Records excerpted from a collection
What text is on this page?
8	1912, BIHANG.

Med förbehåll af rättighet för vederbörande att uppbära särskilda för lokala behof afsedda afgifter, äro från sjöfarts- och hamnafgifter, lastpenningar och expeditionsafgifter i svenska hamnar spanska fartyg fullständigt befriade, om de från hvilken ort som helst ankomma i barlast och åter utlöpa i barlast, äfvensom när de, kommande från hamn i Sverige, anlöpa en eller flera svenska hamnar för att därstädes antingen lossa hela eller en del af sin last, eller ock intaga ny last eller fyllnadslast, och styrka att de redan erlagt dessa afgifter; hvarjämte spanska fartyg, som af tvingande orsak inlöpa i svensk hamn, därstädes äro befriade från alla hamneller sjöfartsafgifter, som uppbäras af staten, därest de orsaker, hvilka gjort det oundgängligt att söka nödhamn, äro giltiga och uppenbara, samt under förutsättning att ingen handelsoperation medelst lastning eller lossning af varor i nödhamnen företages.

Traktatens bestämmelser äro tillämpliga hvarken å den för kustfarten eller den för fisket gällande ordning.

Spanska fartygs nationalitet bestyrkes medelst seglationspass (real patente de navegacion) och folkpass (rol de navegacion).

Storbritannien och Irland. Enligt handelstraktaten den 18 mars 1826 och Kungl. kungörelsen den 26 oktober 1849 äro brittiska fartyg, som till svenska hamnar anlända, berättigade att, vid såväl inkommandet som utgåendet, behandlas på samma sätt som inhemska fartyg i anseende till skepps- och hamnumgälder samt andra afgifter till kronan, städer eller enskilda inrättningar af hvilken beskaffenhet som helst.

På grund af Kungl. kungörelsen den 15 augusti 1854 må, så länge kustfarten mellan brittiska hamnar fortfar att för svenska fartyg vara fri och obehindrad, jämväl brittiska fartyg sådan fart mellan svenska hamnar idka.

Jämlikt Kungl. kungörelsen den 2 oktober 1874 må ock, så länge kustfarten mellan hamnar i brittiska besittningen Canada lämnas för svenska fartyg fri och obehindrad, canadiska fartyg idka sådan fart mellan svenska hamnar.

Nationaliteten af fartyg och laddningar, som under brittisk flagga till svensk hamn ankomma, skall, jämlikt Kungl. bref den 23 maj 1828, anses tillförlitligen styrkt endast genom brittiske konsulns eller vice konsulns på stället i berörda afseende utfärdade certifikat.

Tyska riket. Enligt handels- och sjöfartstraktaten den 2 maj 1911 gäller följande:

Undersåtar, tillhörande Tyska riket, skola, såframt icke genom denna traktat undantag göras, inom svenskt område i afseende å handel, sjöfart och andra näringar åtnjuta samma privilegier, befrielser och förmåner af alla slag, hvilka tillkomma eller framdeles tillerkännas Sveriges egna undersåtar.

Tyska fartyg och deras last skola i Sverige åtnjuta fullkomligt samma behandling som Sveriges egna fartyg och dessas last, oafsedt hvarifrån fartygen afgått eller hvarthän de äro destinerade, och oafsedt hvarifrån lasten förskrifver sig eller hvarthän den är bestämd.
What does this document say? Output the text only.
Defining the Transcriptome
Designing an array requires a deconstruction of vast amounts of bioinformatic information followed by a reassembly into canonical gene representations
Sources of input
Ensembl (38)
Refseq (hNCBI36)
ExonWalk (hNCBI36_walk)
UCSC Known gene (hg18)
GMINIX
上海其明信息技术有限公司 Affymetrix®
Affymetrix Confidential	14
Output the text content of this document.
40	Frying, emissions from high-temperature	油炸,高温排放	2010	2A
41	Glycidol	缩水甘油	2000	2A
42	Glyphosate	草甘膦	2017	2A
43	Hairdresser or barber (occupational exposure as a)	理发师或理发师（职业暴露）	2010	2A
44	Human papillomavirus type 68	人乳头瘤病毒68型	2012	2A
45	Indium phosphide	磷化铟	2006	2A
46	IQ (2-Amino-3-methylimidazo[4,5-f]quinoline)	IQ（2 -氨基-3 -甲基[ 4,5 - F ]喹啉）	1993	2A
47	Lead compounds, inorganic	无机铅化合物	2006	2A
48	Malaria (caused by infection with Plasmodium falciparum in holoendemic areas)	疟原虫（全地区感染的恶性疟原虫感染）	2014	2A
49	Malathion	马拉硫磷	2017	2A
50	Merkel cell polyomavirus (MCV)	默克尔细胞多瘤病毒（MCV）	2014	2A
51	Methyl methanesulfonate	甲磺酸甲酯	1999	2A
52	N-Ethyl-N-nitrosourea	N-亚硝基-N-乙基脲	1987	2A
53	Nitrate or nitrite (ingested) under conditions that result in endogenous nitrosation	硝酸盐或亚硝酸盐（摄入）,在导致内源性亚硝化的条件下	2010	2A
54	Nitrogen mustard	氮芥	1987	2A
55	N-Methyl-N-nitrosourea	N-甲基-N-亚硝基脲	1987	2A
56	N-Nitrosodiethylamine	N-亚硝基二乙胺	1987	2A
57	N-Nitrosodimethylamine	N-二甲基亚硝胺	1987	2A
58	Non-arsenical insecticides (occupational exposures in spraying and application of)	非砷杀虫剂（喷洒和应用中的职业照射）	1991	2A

= Problem description =
The task calls for all lines in the entries that hold "obehindrad".

= Completed exercise =
På grund af Kungl. kungörelsen den 15 augusti 1854 må, så länge kustfarten mellan brittiska hamnar fortfar att för svenska fartyg vara fri och obehindrad, jämväl brittiska fartyg sådan fart mellan svenska hamnar idka.
Jämlikt Kungl. kungörelsen den 2 oktober 1874 må ock, så länge kustfarten mellan hamnar i brittiska besittningen Canada lämnas för svenska fartyg fri och obehindrad, canadiska fartyg idka sådan fart mellan svenska hamnar.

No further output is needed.